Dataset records
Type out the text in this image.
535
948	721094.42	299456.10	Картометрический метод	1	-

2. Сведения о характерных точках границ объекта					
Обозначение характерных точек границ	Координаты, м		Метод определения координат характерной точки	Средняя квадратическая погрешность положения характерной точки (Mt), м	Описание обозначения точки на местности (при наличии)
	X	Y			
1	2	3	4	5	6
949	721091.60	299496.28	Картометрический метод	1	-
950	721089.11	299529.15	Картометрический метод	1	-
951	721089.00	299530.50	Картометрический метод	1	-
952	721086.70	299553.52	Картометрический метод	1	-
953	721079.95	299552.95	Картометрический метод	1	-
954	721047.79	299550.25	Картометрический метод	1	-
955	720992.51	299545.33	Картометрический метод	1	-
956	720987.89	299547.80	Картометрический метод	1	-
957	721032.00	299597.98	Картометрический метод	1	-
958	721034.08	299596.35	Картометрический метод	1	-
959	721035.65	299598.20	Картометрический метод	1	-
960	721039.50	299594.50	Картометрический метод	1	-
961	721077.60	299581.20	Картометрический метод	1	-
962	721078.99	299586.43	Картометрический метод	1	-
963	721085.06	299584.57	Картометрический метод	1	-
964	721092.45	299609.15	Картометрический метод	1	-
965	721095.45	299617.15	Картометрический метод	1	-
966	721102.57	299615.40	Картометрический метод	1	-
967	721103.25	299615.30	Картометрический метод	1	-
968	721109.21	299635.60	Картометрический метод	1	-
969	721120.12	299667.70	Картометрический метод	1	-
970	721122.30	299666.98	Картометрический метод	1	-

...

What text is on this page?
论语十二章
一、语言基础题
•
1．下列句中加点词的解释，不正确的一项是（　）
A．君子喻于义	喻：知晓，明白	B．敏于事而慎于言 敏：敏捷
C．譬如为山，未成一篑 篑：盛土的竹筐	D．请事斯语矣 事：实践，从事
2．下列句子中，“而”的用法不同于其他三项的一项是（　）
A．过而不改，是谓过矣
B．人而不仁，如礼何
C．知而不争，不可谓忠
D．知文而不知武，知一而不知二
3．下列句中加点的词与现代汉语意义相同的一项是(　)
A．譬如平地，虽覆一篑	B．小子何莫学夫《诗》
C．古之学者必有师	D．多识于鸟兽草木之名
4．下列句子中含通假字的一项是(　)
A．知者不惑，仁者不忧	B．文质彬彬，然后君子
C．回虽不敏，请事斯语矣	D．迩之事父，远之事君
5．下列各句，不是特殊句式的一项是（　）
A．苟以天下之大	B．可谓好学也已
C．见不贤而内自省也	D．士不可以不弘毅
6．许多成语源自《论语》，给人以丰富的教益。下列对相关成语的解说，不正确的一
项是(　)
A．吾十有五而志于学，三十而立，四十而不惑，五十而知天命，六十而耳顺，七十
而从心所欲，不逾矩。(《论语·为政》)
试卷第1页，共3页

_TASK INSTRUCTIONS_
Tally the lines in the records above that contain the word "text", and give only that number.

_TASK ANSWER_
2